> **Recorded information**
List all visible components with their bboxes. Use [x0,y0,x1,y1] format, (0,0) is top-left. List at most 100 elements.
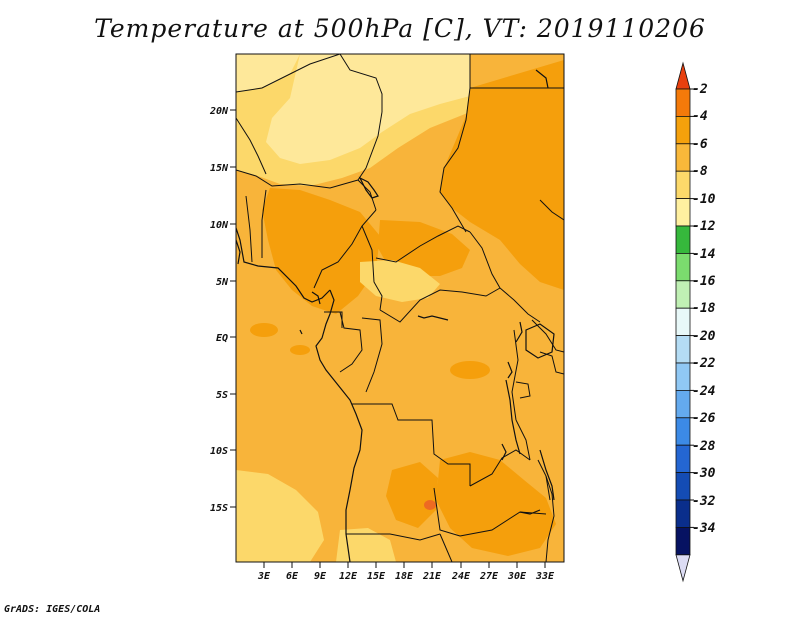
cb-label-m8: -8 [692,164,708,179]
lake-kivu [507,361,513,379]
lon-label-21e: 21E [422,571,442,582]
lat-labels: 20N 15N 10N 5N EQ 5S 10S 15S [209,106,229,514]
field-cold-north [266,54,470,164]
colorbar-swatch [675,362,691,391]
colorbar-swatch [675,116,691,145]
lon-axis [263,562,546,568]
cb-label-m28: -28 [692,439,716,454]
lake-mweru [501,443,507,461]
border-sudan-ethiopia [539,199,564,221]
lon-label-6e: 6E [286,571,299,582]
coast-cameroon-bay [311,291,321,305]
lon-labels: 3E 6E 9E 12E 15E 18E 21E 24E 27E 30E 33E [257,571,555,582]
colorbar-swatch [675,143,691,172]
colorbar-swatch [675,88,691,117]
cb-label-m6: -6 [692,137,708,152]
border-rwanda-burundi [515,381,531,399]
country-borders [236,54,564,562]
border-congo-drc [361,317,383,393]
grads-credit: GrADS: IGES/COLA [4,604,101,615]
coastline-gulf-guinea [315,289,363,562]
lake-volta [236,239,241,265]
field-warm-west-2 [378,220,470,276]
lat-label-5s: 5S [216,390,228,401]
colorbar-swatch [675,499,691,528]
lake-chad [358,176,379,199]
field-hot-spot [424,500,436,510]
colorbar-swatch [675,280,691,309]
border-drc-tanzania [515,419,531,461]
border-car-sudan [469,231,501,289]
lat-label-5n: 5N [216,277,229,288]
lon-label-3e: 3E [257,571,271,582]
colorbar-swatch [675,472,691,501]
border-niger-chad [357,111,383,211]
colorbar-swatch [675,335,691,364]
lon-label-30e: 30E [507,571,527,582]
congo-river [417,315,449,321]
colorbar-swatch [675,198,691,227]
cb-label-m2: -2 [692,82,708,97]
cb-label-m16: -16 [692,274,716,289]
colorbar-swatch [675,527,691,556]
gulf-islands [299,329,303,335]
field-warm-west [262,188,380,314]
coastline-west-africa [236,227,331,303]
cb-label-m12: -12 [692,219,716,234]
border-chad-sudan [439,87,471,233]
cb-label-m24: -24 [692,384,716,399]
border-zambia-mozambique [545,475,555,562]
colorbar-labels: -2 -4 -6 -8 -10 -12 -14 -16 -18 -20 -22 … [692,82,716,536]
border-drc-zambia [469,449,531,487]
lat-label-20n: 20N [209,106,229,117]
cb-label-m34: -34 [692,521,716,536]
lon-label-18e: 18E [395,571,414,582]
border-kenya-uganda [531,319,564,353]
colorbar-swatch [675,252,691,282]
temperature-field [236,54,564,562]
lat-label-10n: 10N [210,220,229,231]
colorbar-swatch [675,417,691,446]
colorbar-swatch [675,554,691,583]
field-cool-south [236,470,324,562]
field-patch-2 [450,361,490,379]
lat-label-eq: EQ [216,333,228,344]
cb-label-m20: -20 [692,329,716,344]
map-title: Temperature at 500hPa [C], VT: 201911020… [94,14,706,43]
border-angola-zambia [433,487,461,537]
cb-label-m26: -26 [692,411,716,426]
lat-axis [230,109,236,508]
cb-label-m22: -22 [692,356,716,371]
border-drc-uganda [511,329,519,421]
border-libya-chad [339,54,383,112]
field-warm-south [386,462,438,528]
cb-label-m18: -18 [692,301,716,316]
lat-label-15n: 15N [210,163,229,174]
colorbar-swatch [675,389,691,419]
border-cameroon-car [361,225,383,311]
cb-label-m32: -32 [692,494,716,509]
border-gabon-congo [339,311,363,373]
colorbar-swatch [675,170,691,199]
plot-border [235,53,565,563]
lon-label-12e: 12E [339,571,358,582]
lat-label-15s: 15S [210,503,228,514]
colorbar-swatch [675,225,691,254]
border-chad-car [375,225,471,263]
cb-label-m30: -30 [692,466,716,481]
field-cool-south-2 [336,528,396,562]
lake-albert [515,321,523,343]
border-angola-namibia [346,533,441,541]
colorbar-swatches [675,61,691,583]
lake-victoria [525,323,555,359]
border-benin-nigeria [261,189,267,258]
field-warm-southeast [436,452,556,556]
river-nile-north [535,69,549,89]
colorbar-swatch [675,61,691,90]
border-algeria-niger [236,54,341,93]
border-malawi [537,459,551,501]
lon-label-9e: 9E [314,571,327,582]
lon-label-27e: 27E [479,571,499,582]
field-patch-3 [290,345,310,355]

> **Exercise description**
Could you retype, character for character, the lines from the one holding "cb-label-m8: -8 [692,164,708,179]" through the one holding "colorbar-swatch [675,335,691,364]", both of those lines included?

> **Result of this task**
cb-label-m8: -8 [692,164,708,179]
lake-kivu [507,361,513,379]
lon-label-21e: 21E [422,571,442,582]
lat-labels: 20N 15N 10N 5N EQ 5S 10S 15S [209,106,229,514]
field-cold-north [266,54,470,164]
colorbar-swatch [675,362,691,391]
colorbar-swatch [675,116,691,145]
lon-axis [263,562,546,568]
cb-label-m28: -28 [692,439,716,454]
lake-mweru [501,443,507,461]
border-sudan-ethiopia [539,199,564,221]
lon-label-6e: 6E [286,571,299,582]
coast-cameroon-bay [311,291,321,305]
lon-labels: 3E 6E 9E 12E 15E 18E 21E 24E 27E 30E 33E [257,571,555,582]
colorbar-swatch [675,143,691,172]
colorbar-swatch [675,88,691,117]
cb-label-m6: -6 [692,137,708,152]
border-rwanda-burundi [515,381,531,399]
country-borders [236,54,564,562]
border-congo-drc [361,317,383,393]
grads-credit: GrADS: IGES/COLA [4,604,101,615]
coastline-gulf-guinea [315,289,363,562]
lake-volta [236,239,241,265]
field-warm-west-2 [378,220,470,276]
lat-label-5s: 5S [216,390,228,401]
colorbar-swatch [675,499,691,528]
lake-chad [358,176,379,199]
field-hot-spot [424,500,436,510]
colorbar-swatch [675,280,691,309]
border-drc-tanzania [515,419,531,461]
border-car-sudan [469,231,501,289]
lat-label-5n: 5N [216,277,229,288]
lon-label-3e: 3E [257,571,271,582]
colorbar-swatch [675,472,691,501]
border-niger-chad [357,111,383,211]
colorbar-swatch [675,335,691,364]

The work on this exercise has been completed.